• **Supplied passage**:
BEGIN
How does a woman learn to use her cunning and limbs to compete in a contact sport in a cold and calculated way? The answer lies in the history and development of Thai boxing, based on meditation and the ‘mindfulness’ concept, which has its roots in Buddhism.
It does not matter if you are a cage fighter, a hockey player, or a derby girl; A Buddhist state of mind; conscious, relaxed, but fully aware of your environment, can be key to reach the maximum performance. Maybe this concept rings some bells, many celebrities have talked about this and great athletes include meditation as an active part of their routines and training, particularly when some important competition is approaching.
In simple terms, mindfulness means finding yourself in a state in which your mind is fully active. Without concern when the moment is – training, sparring, skating – if you do not allow your mind to wander, you can be much more aware of everything that happens in your surroundings. Mindfulness, in our context, means using your head to compete and fight smarter, not harder. In a few words: Learn to be cold headed to keep yourself together during the match!
END
• **Jobs**:
**a.** Decide whether each statement agrees with the passage on mindfulness in contact sports, answering yes or no and quoting the words that decide it: (i) the mindfulness concept has its roots in Buddhism; (ii) a mindful state of mind matters only to cage fighters; (iii) mindfulness means fighting harder rather than smarter.
**b.** Proceed with the passage on mindfulness in contact sports, picking up right after its final sentence.
The listing after the passage on mindfulness in contact sports is separate material.

• **Element placement data**:
BEGIN
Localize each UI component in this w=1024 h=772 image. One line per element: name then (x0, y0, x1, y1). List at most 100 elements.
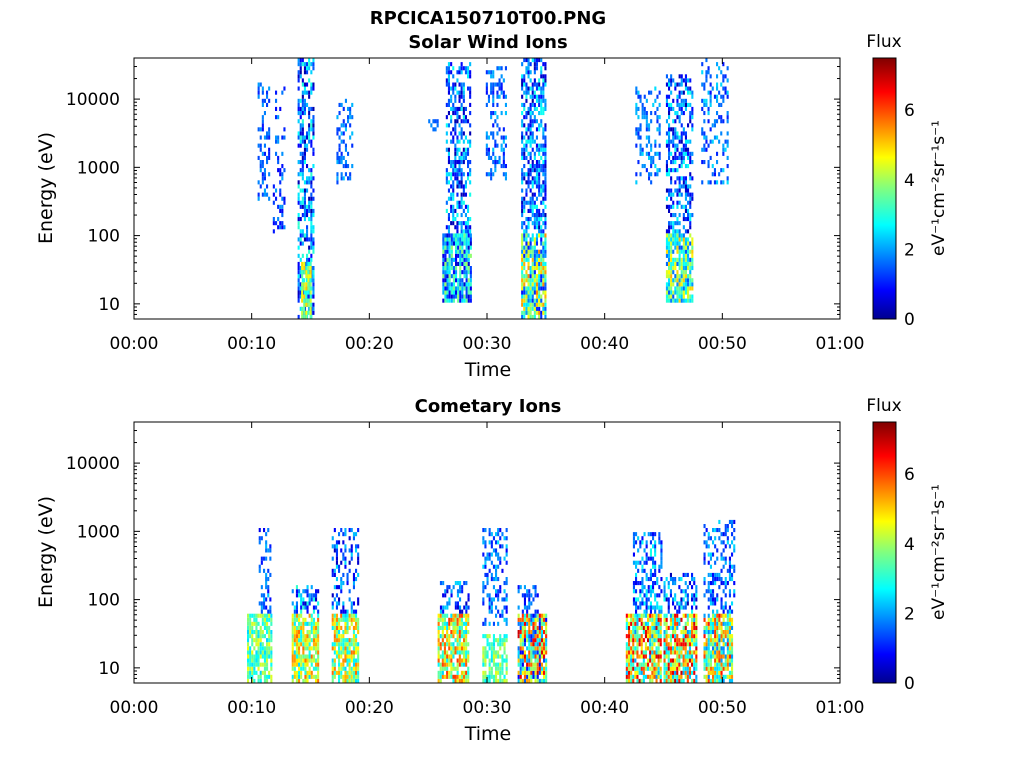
spectrogram-cell (258, 193, 260, 197)
spectrogram-cell (653, 675, 655, 679)
spectrogram-cell (461, 103, 463, 107)
spectrogram-cell (349, 528, 351, 532)
y-axis-label: Energy (eV) (35, 132, 57, 244)
spectrogram-cell (708, 589, 710, 593)
spectrogram-cell (689, 634, 691, 638)
spectrogram-cell (499, 679, 501, 683)
spectrogram-cell (635, 606, 637, 610)
spectrogram-cell (676, 646, 678, 650)
spectrogram-cell (489, 597, 491, 601)
spectrogram-cell (731, 610, 733, 614)
spectrogram-cell (450, 618, 452, 622)
spectrogram-cell (683, 213, 685, 217)
spectrogram-cell (447, 242, 449, 246)
spectrogram-cell (708, 561, 710, 565)
spectrogram-cell (347, 630, 349, 634)
spectrogram-cell (545, 646, 547, 650)
spectrogram-cell (334, 642, 336, 646)
spectrogram-cell (714, 136, 716, 140)
spectrogram-cell (544, 299, 546, 303)
spectrogram-cell (446, 168, 448, 172)
spectrogram-cell (689, 201, 691, 205)
spectrogram-cell (706, 663, 708, 667)
spectrogram-cell (683, 295, 685, 299)
spectrogram-cell (306, 62, 308, 66)
spectrogram-cell (304, 642, 306, 646)
spectrogram-cell (459, 258, 461, 262)
spectrogram-cell (712, 655, 714, 659)
spectrogram-cell (310, 291, 312, 295)
spectrogram-cell (716, 548, 718, 552)
spectrogram-cell (450, 62, 452, 66)
spectrogram-cell (672, 597, 674, 601)
spectrogram-cell (522, 663, 524, 667)
spectrogram-cell (268, 618, 270, 622)
spectrogram-cell (351, 622, 353, 626)
spectrogram-cell (452, 197, 454, 201)
spectrogram-cell (538, 266, 540, 270)
spectrogram-cell (466, 233, 468, 237)
spectrogram-cell (644, 593, 646, 597)
spectrogram-cell (678, 577, 680, 581)
spectrogram-cell (652, 532, 654, 536)
spectrogram-cell (687, 103, 689, 107)
spectrogram-cell (438, 675, 440, 679)
spectrogram-cell (632, 646, 634, 650)
spectrogram-cell (277, 160, 279, 164)
spectrogram-cell (281, 205, 283, 209)
spectrogram-cell (676, 217, 678, 221)
spectrogram-cell (530, 618, 532, 622)
spectrogram-cell (258, 197, 260, 201)
spectrogram-cell (521, 266, 523, 270)
spectrogram-cell (456, 205, 458, 209)
spectrogram-cell (545, 622, 547, 626)
spectrogram-cell (302, 107, 304, 111)
spectrogram-cell (532, 184, 534, 188)
spectrogram-cell (674, 597, 676, 601)
spectrogram-cell (532, 650, 534, 654)
spectrogram-cell (275, 140, 277, 144)
spectrogram-cell (334, 573, 336, 577)
spectrogram-cell (536, 99, 538, 103)
spectrogram-cell (493, 638, 495, 642)
spectrogram-cell (526, 593, 528, 597)
spectrogram-cell (456, 193, 458, 197)
spectrogram-cell (637, 536, 639, 540)
spectrogram-cell (269, 610, 271, 614)
spectrogram-cell (521, 119, 523, 123)
spectrogram-cell (532, 209, 534, 213)
spectrogram-cell (448, 160, 450, 164)
spectrogram-cell (438, 626, 440, 630)
spectrogram-cell (672, 119, 674, 123)
spectrogram-cell (672, 601, 674, 605)
spectrogram-cell (630, 667, 632, 671)
spectrogram-cell (313, 626, 315, 630)
spectrogram-cell (270, 650, 272, 654)
spectrogram-cell (262, 123, 264, 127)
spectrogram-cell (518, 618, 520, 622)
spectrogram-cell (468, 278, 470, 282)
spectrogram-cell (544, 62, 546, 66)
spectrogram-cell (674, 136, 676, 140)
spectrogram-cell (357, 642, 359, 646)
spectrogram-cell (647, 626, 649, 630)
spectrogram-cell (298, 671, 300, 675)
spectrogram-cell (518, 622, 520, 626)
spectrogram-cell (654, 111, 656, 115)
spectrogram-cell (628, 626, 630, 630)
spectrogram-cell (637, 548, 639, 552)
spectrogram-cell (470, 286, 472, 290)
spectrogram-cell (450, 221, 452, 225)
spectrogram-cell (446, 103, 448, 107)
spectrogram-cell (685, 671, 687, 675)
spectrogram-cell (536, 278, 538, 282)
spectrogram-cell (681, 103, 683, 107)
spectrogram-cell (298, 626, 300, 630)
spectrogram-cell (664, 679, 666, 683)
spectrogram-cell (687, 152, 689, 156)
figure-title: RPCICA150710T00.PNG (370, 8, 606, 29)
spectrogram-cell (336, 557, 338, 561)
x-axis-label: Time (464, 359, 512, 381)
spectrogram-cell (689, 655, 691, 659)
spectrogram-cell (695, 663, 697, 667)
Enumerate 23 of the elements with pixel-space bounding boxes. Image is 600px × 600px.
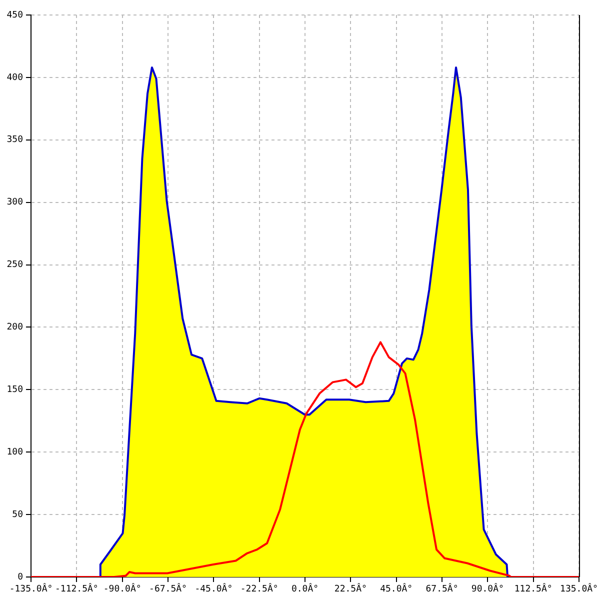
y-tick-label: 450 — [6, 10, 23, 20]
x-tick-label: -135.0Â° — [9, 582, 53, 595]
x-tick-label: 45.0Â° — [380, 582, 413, 595]
y-tick-label: 400 — [6, 72, 23, 83]
x-tick-label: -45.0Â° — [194, 582, 233, 595]
y-tick-label: 250 — [6, 260, 23, 270]
x-tick-label: -90.0Â° — [103, 582, 142, 595]
x-tick-label: 0.0Â° — [291, 582, 319, 595]
x-tick-label: -67.5Â° — [149, 582, 187, 595]
x-tick-label: 112.5Â° — [514, 582, 552, 595]
y-tick-label: 50 — [12, 510, 23, 520]
y-tick-label: 200 — [6, 322, 23, 333]
y-tick-label: 300 — [6, 198, 23, 208]
y-tick-label: 100 — [6, 447, 23, 458]
x-tick-label: 90.0Â° — [471, 582, 504, 595]
x-tick-label: 67.5Â° — [426, 582, 458, 595]
x-tick-label: -22.5Â° — [240, 582, 278, 595]
y-tick-label: 150 — [6, 385, 23, 396]
x-tick-label: -112.5Â° — [54, 582, 98, 595]
x-tick-label: 22.5Â° — [334, 582, 367, 595]
y-tick-label: 350 — [6, 135, 23, 146]
y-tick-label: 0 — [18, 572, 23, 582]
x-tick-label: 135.0Â° — [560, 582, 598, 595]
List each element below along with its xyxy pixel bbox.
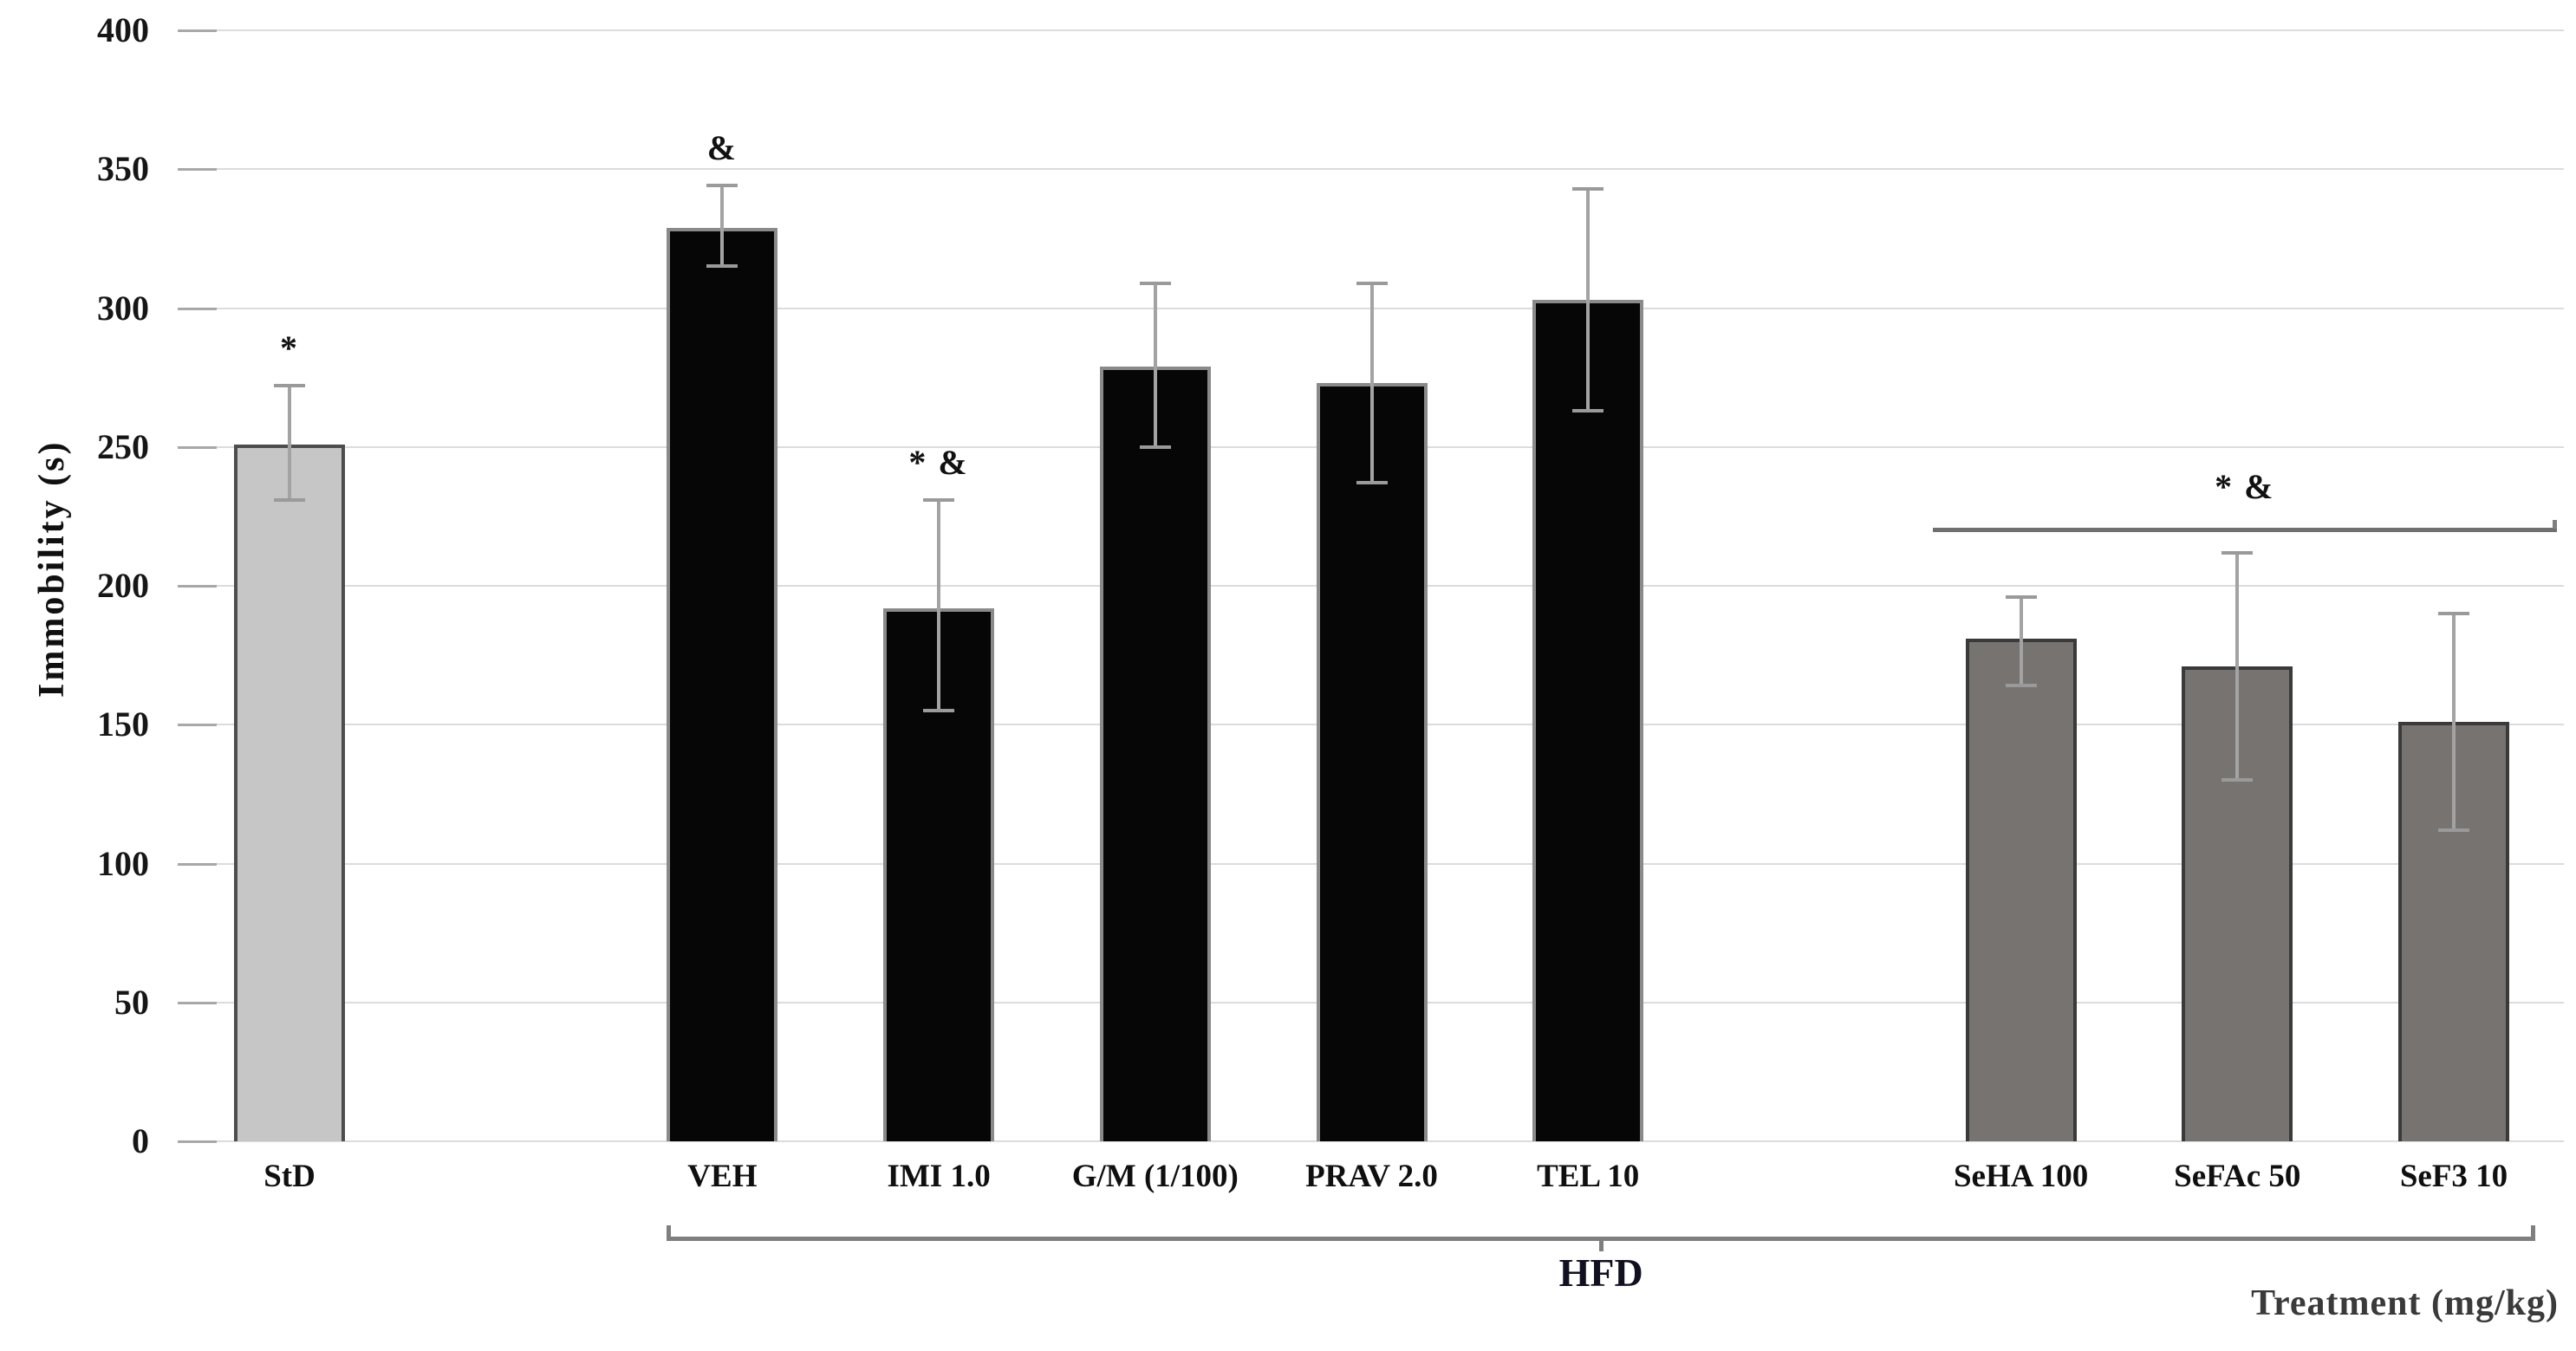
x-tick-label: TEL 10	[1537, 1159, 1640, 1194]
bar-seha-100	[1965, 638, 2077, 1141]
bar-tel-10	[1532, 299, 1644, 1141]
bar-veh	[667, 227, 778, 1141]
significance-line	[1932, 527, 2557, 532]
error-bar-cap-bottom	[706, 264, 738, 269]
y-axis-tick	[178, 724, 217, 727]
x-tick-label: SeHA 100	[1953, 1159, 2089, 1194]
error-bar-cap-top	[2005, 594, 2037, 599]
bar-prav-2-0	[1316, 383, 1428, 1141]
error-bar	[720, 185, 725, 267]
error-bar-cap-top	[1139, 281, 1171, 285]
error-bar-cap-bottom	[1139, 445, 1171, 449]
group-bracket	[667, 1237, 2535, 1241]
error-bar	[2019, 596, 2023, 686]
y-tick-label: 350	[97, 149, 149, 189]
y-tick-label: 100	[97, 843, 149, 883]
x-tick-label: SeF3 10	[2399, 1159, 2508, 1194]
error-bar-cap-top	[274, 384, 305, 388]
x-tick-label: SeFAc 50	[2174, 1159, 2301, 1194]
error-bar-cap-top	[1356, 281, 1388, 285]
bar-std	[234, 444, 345, 1141]
x-tick-label: PRAV 2.0	[1305, 1159, 1438, 1194]
significance-marker: * &	[2215, 466, 2275, 506]
error-bar-cap-top	[706, 184, 738, 188]
y-axis-tick	[178, 1140, 217, 1143]
gridline	[217, 307, 2564, 309]
gridline	[217, 1140, 2564, 1142]
significance-marker: * &	[908, 442, 969, 482]
error-bar-cap-bottom	[923, 709, 955, 713]
y-axis-tick	[178, 585, 217, 588]
error-bar	[2235, 552, 2240, 781]
significance-marker: *	[280, 328, 299, 368]
y-axis-tick	[178, 307, 217, 310]
y-tick-label: 150	[97, 705, 149, 744]
error-bar-cap-bottom	[274, 497, 305, 502]
error-bar	[2452, 614, 2456, 831]
y-axis-tick	[178, 445, 217, 449]
error-bar	[1586, 188, 1590, 412]
error-bar	[937, 499, 941, 711]
x-tick-label: VEH	[687, 1159, 758, 1194]
error-bar	[1153, 283, 1157, 447]
y-axis-tick	[178, 1001, 217, 1004]
significance-marker: &	[706, 128, 738, 168]
y-axis-tick	[178, 862, 217, 866]
y-tick-label: 250	[97, 426, 149, 466]
error-bar-cap-bottom	[2005, 684, 2037, 688]
x-tick-label: IMI 1.0	[887, 1159, 991, 1194]
y-axis-tick	[178, 29, 217, 32]
y-tick-label: 300	[97, 288, 149, 328]
group-bracket-center-tick	[1599, 1240, 1604, 1251]
error-bar	[288, 386, 291, 500]
significance-line-end	[2553, 519, 2557, 529]
bar-g-m-1-100-	[1099, 366, 1211, 1141]
error-bar	[1369, 283, 1374, 484]
y-tick-label: 200	[97, 566, 149, 605]
gridline	[217, 29, 2564, 31]
group-bracket-left-hook	[667, 1225, 672, 1237]
error-bar-cap-bottom	[1572, 409, 1604, 413]
gridline	[217, 168, 2564, 171]
error-bar-cap-bottom	[1356, 481, 1388, 485]
y-axis-tick	[178, 168, 217, 172]
error-bar-cap-top	[923, 497, 955, 502]
x-tick-label: StD	[263, 1159, 315, 1194]
x-axis-title: Treatment (mg/kg)	[2251, 1283, 2559, 1323]
y-tick-label: 400	[97, 10, 149, 49]
x-tick-label: G/M (1/100)	[1071, 1159, 1239, 1194]
error-bar-cap-top	[2221, 550, 2254, 555]
error-bar-cap-top	[1572, 186, 1604, 191]
error-bar-cap-bottom	[2438, 828, 2469, 833]
y-tick-label: 50	[114, 982, 149, 1022]
error-bar-cap-top	[2438, 612, 2469, 616]
error-bar-cap-bottom	[2221, 778, 2254, 783]
group-bracket-label: HFD	[1558, 1250, 1643, 1295]
y-tick-label: 0	[132, 1121, 149, 1160]
group-bracket-right-hook	[2531, 1225, 2535, 1237]
bar-sefac-50	[2182, 666, 2293, 1141]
END
• **Answer set**:
**a.**
(i) Yes: "which has its roots in Buddhism"
(ii) No: "It does not matter if you are a cage fighter, a hockey player, or a derby girl"
(iii) No: "using your head to compete and fight smarter, not harder"

**b.**
What’s the trick to staying alert and competing at your best? The answer is simple: Meditate… Meditation is much more than just sitting and doing nothing. Meditating requires being able to control your breathing and using that control to relax your body completely. Meditating twice a day, you can learn to concentrate during a game. In addition, it doesn’t matter the pace of life you have since meditation does not understand schedules: whether it’s first thing in the morning or late at night, the results will be equally positive.
At this point you may feel that what you read doesn’t make sense and doesn’t fit very well with our sport, you’ll say: “I signed up to do roller derby, if I wanted to be breathing around I would have signed up for yoga”, but the truth is that roller derby is a tough sport that, although it certainly requires a lot of energy and muscle, it also requires great concentration and willpower. Meditating can help improve those skills that are not exercised either in the gym or on the court with the roller skates on.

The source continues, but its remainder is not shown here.